> Work to complete: From the entries that follow, pick out all lines holding "теорія".
— Begin Source records —
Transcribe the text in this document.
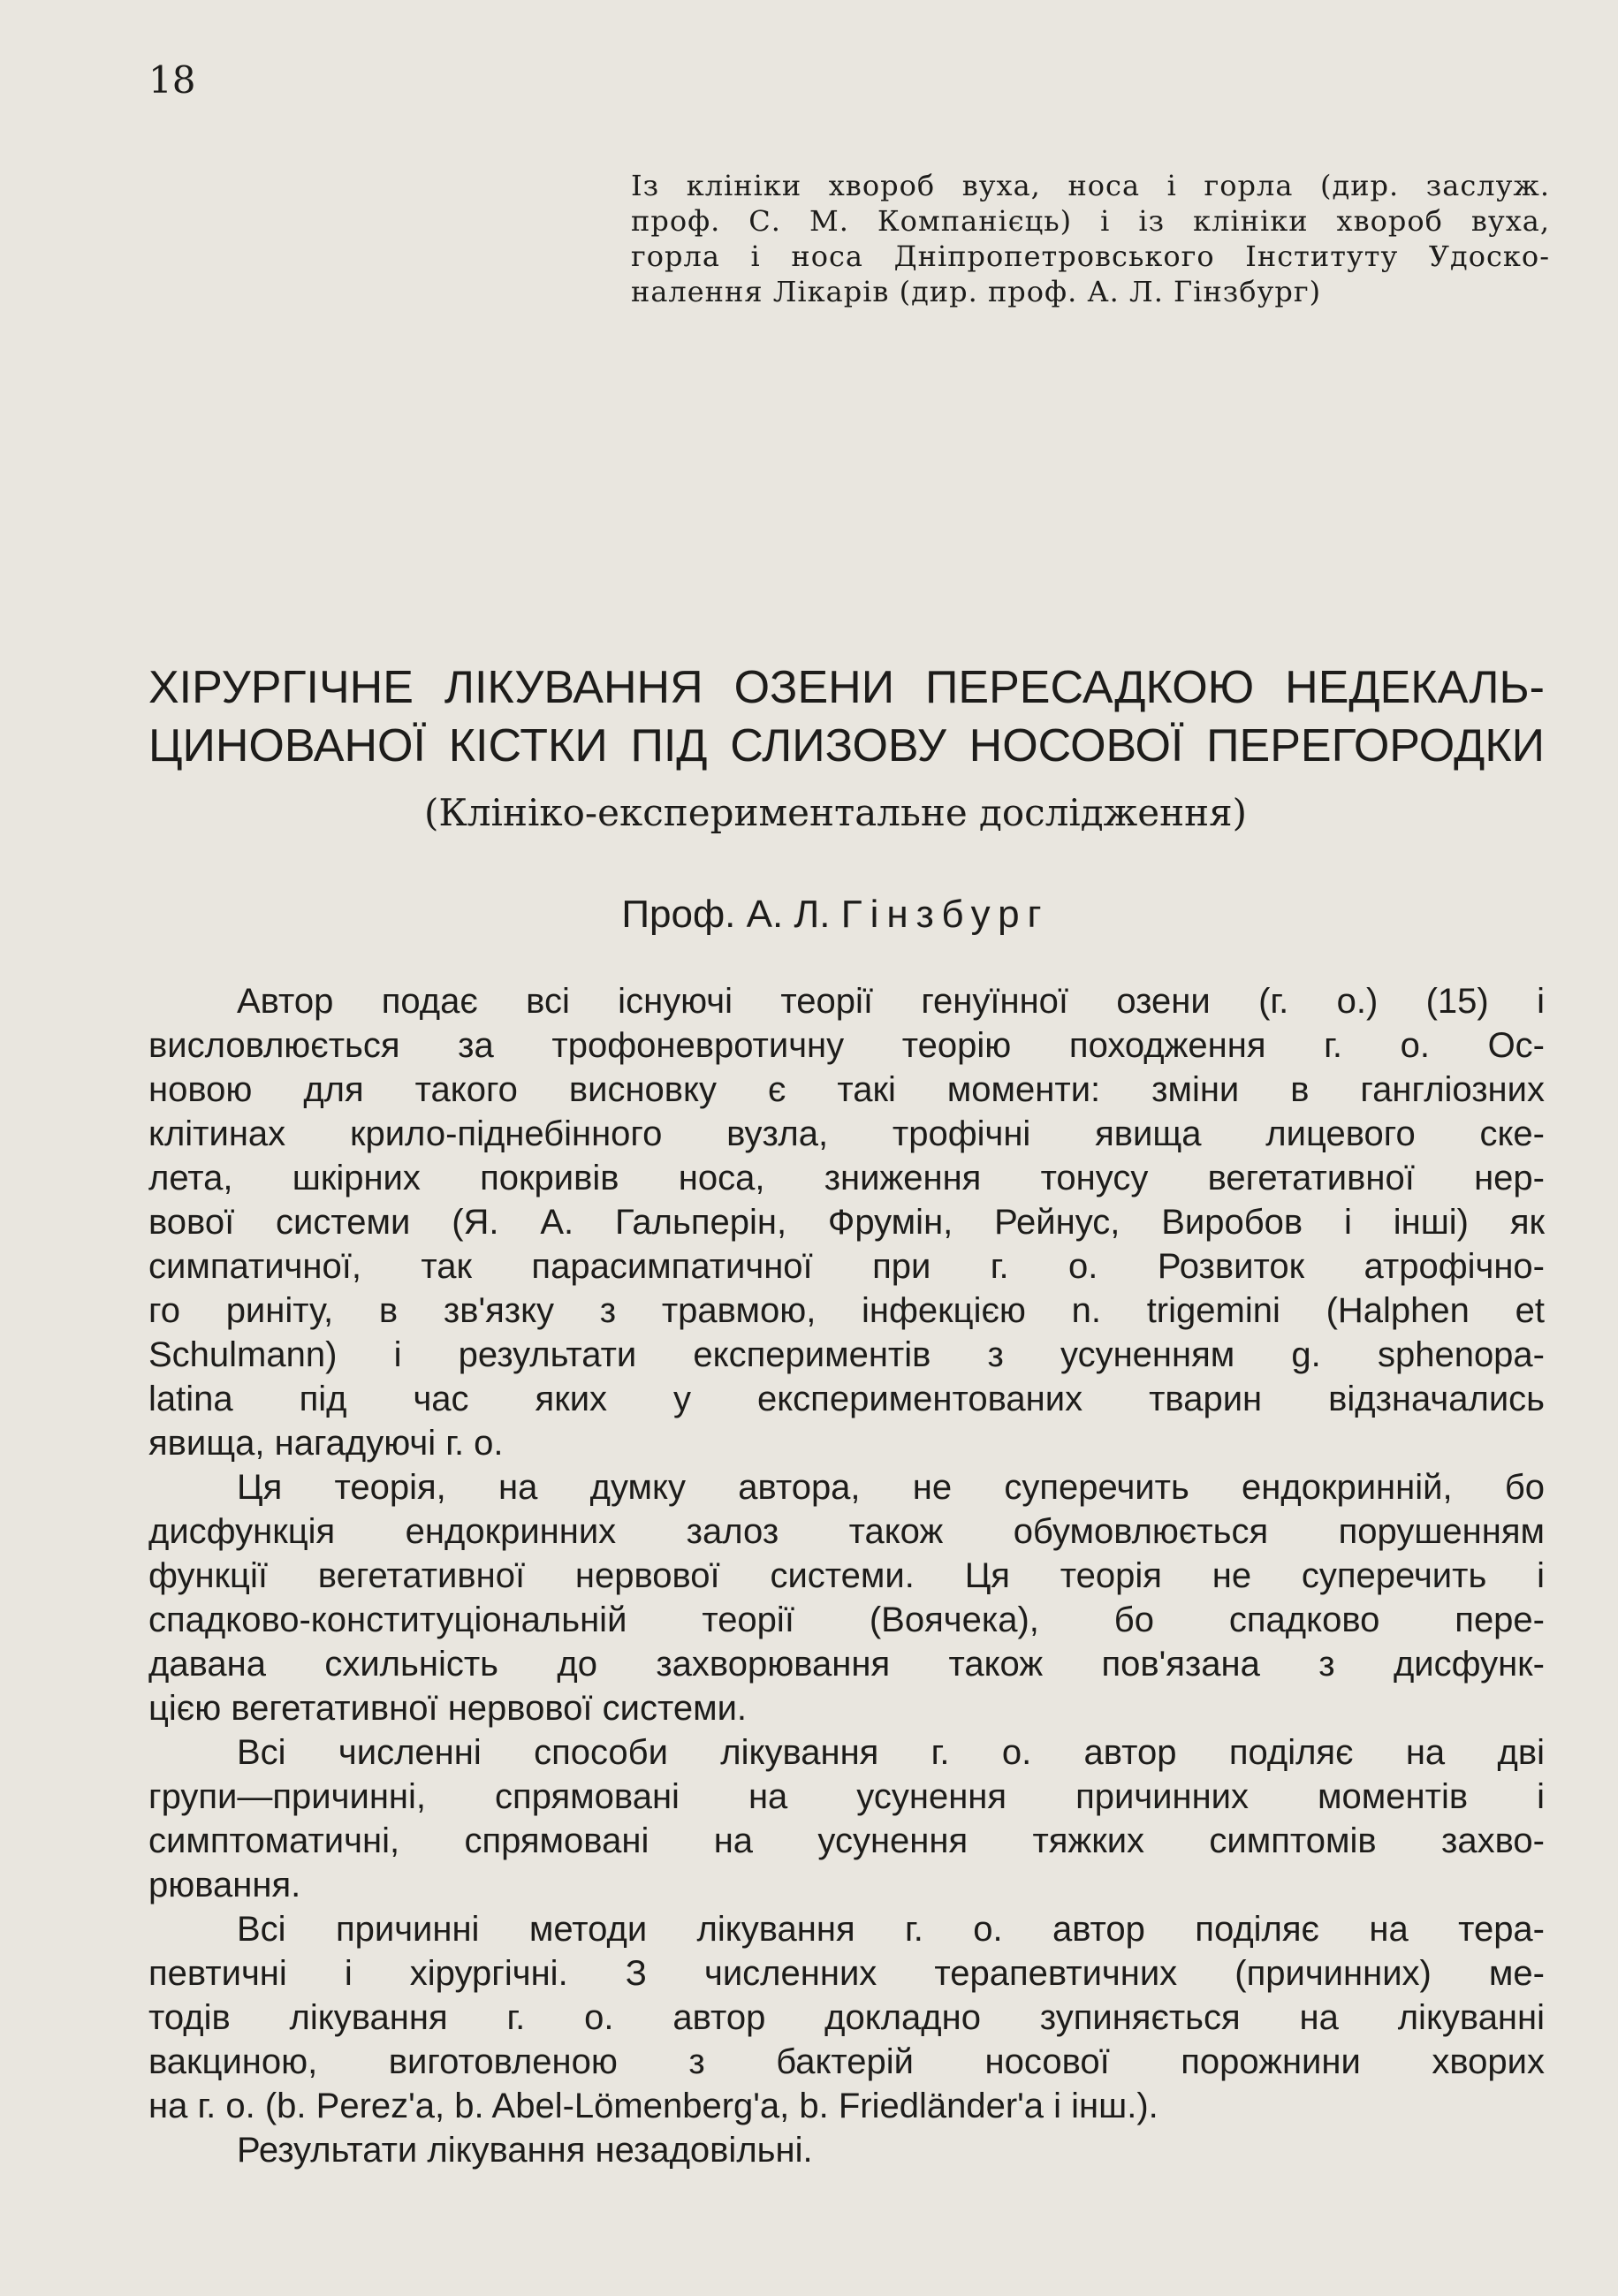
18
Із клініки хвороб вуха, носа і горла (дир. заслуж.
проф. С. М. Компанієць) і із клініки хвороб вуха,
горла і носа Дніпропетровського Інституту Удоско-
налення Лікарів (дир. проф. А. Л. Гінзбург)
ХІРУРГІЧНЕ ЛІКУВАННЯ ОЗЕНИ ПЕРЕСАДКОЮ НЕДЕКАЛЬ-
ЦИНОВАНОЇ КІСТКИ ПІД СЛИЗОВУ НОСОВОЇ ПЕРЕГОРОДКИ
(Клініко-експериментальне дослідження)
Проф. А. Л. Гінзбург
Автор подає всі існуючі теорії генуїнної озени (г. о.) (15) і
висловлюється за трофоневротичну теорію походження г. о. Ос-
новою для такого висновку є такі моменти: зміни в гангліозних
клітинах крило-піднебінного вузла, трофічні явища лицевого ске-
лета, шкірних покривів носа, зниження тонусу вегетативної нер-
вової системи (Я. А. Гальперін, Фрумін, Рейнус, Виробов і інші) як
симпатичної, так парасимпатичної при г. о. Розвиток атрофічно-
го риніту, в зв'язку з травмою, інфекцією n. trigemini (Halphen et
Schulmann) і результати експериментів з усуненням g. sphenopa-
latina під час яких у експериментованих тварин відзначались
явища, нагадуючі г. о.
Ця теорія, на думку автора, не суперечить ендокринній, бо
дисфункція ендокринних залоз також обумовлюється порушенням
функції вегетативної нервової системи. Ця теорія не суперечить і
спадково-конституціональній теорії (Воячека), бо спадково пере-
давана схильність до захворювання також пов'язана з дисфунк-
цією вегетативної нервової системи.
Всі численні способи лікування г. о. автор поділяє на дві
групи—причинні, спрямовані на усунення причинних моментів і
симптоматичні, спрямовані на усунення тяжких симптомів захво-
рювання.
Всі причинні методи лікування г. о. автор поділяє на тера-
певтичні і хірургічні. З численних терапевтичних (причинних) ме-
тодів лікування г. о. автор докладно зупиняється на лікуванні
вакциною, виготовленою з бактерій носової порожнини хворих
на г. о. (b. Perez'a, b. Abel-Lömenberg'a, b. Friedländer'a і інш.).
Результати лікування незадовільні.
— End Source records —
> Solution for this exercise:
Ця теорія, на думку автора, не суперечить ендокринній, бо
функції вегетативної нервової системи. Ця теорія не суперечить і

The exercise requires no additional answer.